* EXERCISE PROMPT *
Lay out every line of the records below as a Markdown table with two columns, Row and Entry: Row holds a running number and Entry holds the line. Leave out blank lines.

[start]

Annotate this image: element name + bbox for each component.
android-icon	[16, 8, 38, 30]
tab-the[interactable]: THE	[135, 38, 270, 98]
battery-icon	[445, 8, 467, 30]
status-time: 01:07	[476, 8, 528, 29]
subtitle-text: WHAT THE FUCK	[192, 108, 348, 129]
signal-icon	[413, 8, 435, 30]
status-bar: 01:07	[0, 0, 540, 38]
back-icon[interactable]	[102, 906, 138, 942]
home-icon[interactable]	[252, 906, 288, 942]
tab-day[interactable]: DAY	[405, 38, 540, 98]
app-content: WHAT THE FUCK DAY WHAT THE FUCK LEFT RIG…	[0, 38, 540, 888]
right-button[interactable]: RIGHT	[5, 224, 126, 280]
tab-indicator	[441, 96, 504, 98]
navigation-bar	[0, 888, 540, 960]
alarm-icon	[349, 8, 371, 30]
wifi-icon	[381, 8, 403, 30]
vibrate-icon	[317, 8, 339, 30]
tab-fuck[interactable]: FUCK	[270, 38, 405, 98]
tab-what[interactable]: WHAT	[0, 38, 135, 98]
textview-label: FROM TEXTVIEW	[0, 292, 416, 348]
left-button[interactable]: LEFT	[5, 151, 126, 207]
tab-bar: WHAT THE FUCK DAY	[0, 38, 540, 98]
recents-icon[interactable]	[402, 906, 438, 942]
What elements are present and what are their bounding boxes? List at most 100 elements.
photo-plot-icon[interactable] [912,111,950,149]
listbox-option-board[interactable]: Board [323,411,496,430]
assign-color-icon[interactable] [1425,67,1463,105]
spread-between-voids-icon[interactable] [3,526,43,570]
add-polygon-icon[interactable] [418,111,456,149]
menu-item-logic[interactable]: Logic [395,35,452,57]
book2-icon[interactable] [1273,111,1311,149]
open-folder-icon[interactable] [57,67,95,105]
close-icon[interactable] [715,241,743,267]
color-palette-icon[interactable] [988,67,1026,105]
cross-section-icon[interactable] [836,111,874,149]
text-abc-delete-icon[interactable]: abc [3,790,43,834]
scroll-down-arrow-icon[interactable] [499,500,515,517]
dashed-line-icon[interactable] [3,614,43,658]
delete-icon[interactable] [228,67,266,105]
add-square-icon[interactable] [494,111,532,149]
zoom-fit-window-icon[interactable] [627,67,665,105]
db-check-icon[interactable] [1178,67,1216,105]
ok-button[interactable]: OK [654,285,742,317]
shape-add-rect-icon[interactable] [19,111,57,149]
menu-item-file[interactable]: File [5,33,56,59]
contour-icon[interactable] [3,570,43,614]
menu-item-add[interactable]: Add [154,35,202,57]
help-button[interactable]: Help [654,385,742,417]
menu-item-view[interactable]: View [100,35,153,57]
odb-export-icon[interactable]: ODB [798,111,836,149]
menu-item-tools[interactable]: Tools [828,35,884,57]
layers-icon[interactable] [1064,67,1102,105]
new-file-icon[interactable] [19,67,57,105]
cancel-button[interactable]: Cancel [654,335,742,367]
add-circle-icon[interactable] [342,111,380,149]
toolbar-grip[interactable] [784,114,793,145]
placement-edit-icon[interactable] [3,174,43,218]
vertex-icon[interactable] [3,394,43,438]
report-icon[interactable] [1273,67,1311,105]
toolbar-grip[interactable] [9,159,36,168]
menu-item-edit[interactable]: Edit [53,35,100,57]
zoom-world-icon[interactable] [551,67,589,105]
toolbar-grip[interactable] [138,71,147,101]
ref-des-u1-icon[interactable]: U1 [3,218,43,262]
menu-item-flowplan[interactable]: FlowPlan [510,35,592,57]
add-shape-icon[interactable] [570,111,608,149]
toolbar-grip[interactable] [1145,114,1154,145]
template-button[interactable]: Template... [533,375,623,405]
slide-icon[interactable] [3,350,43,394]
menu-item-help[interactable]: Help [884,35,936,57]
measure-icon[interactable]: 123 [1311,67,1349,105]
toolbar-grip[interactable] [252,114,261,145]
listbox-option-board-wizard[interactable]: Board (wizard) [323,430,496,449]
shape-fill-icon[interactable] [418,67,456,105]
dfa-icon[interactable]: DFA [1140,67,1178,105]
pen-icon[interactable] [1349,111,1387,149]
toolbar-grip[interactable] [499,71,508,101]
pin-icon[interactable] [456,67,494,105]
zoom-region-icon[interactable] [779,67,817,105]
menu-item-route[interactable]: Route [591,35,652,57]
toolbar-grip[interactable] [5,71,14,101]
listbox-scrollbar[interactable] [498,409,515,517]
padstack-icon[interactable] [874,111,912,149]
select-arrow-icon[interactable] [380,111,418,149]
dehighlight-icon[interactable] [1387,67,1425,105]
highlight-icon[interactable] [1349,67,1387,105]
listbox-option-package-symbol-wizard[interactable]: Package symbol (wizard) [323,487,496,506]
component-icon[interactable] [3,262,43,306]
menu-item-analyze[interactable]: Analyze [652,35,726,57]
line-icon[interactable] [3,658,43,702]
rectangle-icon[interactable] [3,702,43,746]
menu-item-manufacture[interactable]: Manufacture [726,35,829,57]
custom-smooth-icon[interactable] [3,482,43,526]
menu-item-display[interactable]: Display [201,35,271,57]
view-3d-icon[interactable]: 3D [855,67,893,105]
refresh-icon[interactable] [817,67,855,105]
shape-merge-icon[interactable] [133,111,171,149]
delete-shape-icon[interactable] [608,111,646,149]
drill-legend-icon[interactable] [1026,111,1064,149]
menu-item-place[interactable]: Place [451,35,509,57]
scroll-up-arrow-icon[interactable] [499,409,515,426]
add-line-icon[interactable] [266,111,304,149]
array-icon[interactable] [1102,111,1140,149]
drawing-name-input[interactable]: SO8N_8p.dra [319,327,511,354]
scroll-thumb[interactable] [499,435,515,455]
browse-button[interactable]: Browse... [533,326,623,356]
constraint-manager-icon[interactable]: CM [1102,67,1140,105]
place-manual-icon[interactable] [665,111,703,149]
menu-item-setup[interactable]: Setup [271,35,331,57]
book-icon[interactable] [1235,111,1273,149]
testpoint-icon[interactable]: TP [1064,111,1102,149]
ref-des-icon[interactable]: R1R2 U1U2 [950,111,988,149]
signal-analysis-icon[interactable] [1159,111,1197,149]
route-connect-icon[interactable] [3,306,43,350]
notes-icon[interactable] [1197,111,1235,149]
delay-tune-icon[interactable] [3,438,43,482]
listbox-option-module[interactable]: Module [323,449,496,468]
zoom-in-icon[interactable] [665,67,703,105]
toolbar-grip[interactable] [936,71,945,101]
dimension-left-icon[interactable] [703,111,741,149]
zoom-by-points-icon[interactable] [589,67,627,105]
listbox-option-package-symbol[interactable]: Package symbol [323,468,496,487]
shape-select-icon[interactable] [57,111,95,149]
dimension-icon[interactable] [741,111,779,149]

[end]

* REPLY *
| Row | Entry |
|---|---|
| 1 | Annotate this image: element name + bbox for each component. |
| 2 | android-icon	[16, 8, 38, 30] |
| 3 | tab-the[interactable]: THE	[135, 38, 270, 98] |
| 4 | battery-icon	[445, 8, 467, 30] |
| 5 | status-time: 01:07	[476, 8, 528, 29] |
| 6 | subtitle-text: WHAT THE FUCK	[192, 108, 348, 129] |
| 7 | signal-icon	[413, 8, 435, 30] |
| 8 | status-bar: 01:07	[0, 0, 540, 38] |
| 9 | back-icon[interactable]	[102, 906, 138, 942] |
| 10 | home-icon[interactable]	[252, 906, 288, 942] |
| 11 | tab-day[interactable]: DAY	[405, 38, 540, 98] |
| 12 | app-content: WHAT THE FUCK DAY WHAT THE FUCK LEFT RIG…	[0, 38, 540, 888] |
| 13 | right-button[interactable]: RIGHT	[5, 224, 126, 280] |
| 14 | tab-indicator	[441, 96, 504, 98] |
| 15 | navigation-bar	[0, 888, 540, 960] |
| 16 | alarm-icon	[349, 8, 371, 30] |
| 17 | wifi-icon	[381, 8, 403, 30] |
| 18 | vibrate-icon	[317, 8, 339, 30] |
| 19 | tab-fuck[interactable]: FUCK	[270, 38, 405, 98] |
| 20 | tab-what[interactable]: WHAT	[0, 38, 135, 98] |
| 21 | textview-label: FROM TEXTVIEW	[0, 292, 416, 348] |
| 22 | left-button[interactable]: LEFT	[5, 151, 126, 207] |
| 23 | tab-bar: WHAT THE FUCK DAY	[0, 38, 540, 98] |
| 24 | recents-icon[interactable]	[402, 906, 438, 942] |
| 25 | What elements are present and what are their bounding boxes? List at most 100 elements. |
| 26 | photo-plot-icon[interactable] [912,111,950,149] |
| 27 | listbox-option-board[interactable]: Board [323,411,496,430] |
| 28 | assign-color-icon[interactable] [1425,67,1463,105] |
| 29 | spread-between-voids-icon[interactable] [3,526,43,570] |
| 30 | add-polygon-icon[interactable] [418,111,456,149] |
| 31 | menu-item-logic[interactable]: Logic [395,35,452,57] |
| 32 | book2-icon[interactable] [1273,111,1311,149] |
| 33 | open-folder-icon[interactable] [57,67,95,105] |
| 34 | close-icon[interactable] [715,241,743,267] |
| 35 | color-palette-icon[interactable] [988,67,1026,105] |
| 36 | cross-section-icon[interactable] [836,111,874,149] |
| 37 | text-abc-delete-icon[interactable]: abc [3,790,43,834] |
| 38 | scroll-down-arrow-icon[interactable] [499,500,515,517] |
| 39 | dashed-line-icon[interactable] [3,614,43,658] |
| 40 | delete-icon[interactable] [228,67,266,105] |
| 41 | add-square-icon[interactable] [494,111,532,149] |
| 42 | zoom-fit-window-icon[interactable] [627,67,665,105] |
| 43 | db-check-icon[interactable] [1178,67,1216,105] |
| 44 | ok-button[interactable]: OK [654,285,742,317] |
| 45 | shape-add-rect-icon[interactable] [19,111,57,149] |
| 46 | menu-item-file[interactable]: File [5,33,56,59] |
| 47 | contour-icon[interactable] [3,570,43,614] |
| 48 | menu-item-add[interactable]: Add [154,35,202,57] |
| 49 | help-button[interactable]: Help [654,385,742,417] |
| 50 | menu-item-view[interactable]: View [100,35,153,57] |
| 51 | odb-export-icon[interactable]: ODB [798,111,836,149] |
| 52 | menu-item-tools[interactable]: Tools [828,35,884,57] |
| 53 | layers-icon[interactable] [1064,67,1102,105] |
| 54 | new-file-icon[interactable] [19,67,57,105] |
| 55 | cancel-button[interactable]: Cancel [654,335,742,367] |
| 56 | add-circle-icon[interactable] [342,111,380,149] |
| 57 | toolbar-grip[interactable] [784,114,793,145] |
| 58 | placement-edit-icon[interactable] [3,174,43,218] |
| 59 | vertex-icon[interactable] [3,394,43,438] |
| 60 | report-icon[interactable] [1273,67,1311,105] |
| 61 | toolbar-grip[interactable] [9,159,36,168] |
| 62 | menu-item-edit[interactable]: Edit [53,35,100,57] |
| 63 | zoom-world-icon[interactable] [551,67,589,105] |
| 64 | toolbar-grip[interactable] [138,71,147,101] |
| 65 | ref-des-u1-icon[interactable]: U1 [3,218,43,262] |
| 66 | menu-item-flowplan[interactable]: FlowPlan [510,35,592,57] |
| 67 | add-shape-icon[interactable] [570,111,608,149] |
| 68 | toolbar-grip[interactable] [1145,114,1154,145] |
| 69 | template-button[interactable]: Template... [533,375,623,405] |
| 70 | slide-icon[interactable] [3,350,43,394] |
| 71 | menu-item-help[interactable]: Help [884,35,936,57] |
| 72 | measure-icon[interactable]: 123 [1311,67,1349,105] |
| 73 | toolbar-grip[interactable] [252,114,261,145] |
| 74 | listbox-option-board-wizard[interactable]: Board (wizard) [323,430,496,449] |
| 75 | shape-fill-icon[interactable] [418,67,456,105] |
| 76 | dfa-icon[interactable]: DFA [1140,67,1178,105] |
| 77 | pen-icon[interactable] [1349,111,1387,149] |
| 78 | toolbar-grip[interactable] [499,71,508,101] |
| 79 | pin-icon[interactable] [456,67,494,105] |
| 80 | zoom-region-icon[interactable] [779,67,817,105] |
| 81 | menu-item-route[interactable]: Route [591,35,652,57] |
| 82 | toolbar-grip[interactable] [5,71,14,101] |
| 83 | listbox-scrollbar[interactable] [498,409,515,517] |
| 84 | padstack-icon[interactable] [874,111,912,149] |
| 85 | select-arrow-icon[interactable] [380,111,418,149] |
| 86 | dehighlight-icon[interactable] [1387,67,1425,105] |
| 87 | highlight-icon[interactable] [1349,67,1387,105] |
| 88 | listbox-option-package-symbol-wizard[interactable]: Package symbol (wizard) [323,487,496,506] |
| 89 | component-icon[interactable] [3,262,43,306] |
| 90 | menu-item-analyze[interactable]: Analyze [652,35,726,57] |
| 91 | line-icon[interactable] [3,658,43,702] |
| 92 | rectangle-icon[interactable] [3,702,43,746] |
| 93 | menu-item-manufacture[interactable]: Manufacture [726,35,829,57] |
| 94 | custom-smooth-icon[interactable] [3,482,43,526] |
| 95 | menu-item-display[interactable]: Display [201,35,271,57] |
| 96 | view-3d-icon[interactable]: 3D [855,67,893,105] |
| 97 | refresh-icon[interactable] [817,67,855,105] |
| 98 | shape-merge-icon[interactable] [133,111,171,149] |
| 99 | delete-shape-icon[interactable] [608,111,646,149] |
| 100 | drill-legend-icon[interactable] [1026,111,1064,149] |
| 101 | menu-item-place[interactable]: Place [451,35,509,57] |
| 102 | scroll-up-arrow-icon[interactable] [499,409,515,426] |
| 103 | add-line-icon[interactable] [266,111,304,149] |
| 104 | array-icon[interactable] [1102,111,1140,149] |
| 105 | drawing-name-input[interactable]: SO8N_8p.dra [319,327,511,354] |
| 106 | scroll-thumb[interactable] [499,435,515,455] |
| 107 | browse-button[interactable]: Browse... [533,326,623,356] |
| 108 | constraint-manager-icon[interactable]: CM [1102,67,1140,105] |
| 109 | place-manual-icon[interactable] [665,111,703,149] |
| 110 | menu-item-setup[interactable]: Setup [271,35,331,57] |
| 111 | book-icon[interactable] [1235,111,1273,149] |
| 112 | testpoint-icon[interactable]: TP [1064,111,1102,149] |
| 113 | ref-des-icon[interactable]: R1R2 U1U2 [950,111,988,149] |
| 114 | signal-analysis-icon[interactable] [1159,111,1197,149] |
| 115 | route-connect-icon[interactable] [3,306,43,350] |
| 116 | notes-icon[interactable] [1197,111,1235,149] |
| 117 | delay-tune-icon[interactable] [3,438,43,482] |
| 118 | listbox-option-module[interactable]: Module [323,449,496,468] |
| 119 | zoom-in-icon[interactable] [665,67,703,105] |
| 120 | toolbar-grip[interactable] [936,71,945,101] |
| 121 | dimension-left-icon[interactable] [703,111,741,149] |
| 122 | zoom-by-points-icon[interactable] [589,67,627,105] |
| 123 | listbox-option-package-symbol[interactable]: Package symbol [323,468,496,487] |
| 124 | shape-select-icon[interactable] [57,111,95,149] |
| 125 | dimension-icon[interactable] [741,111,779,149] |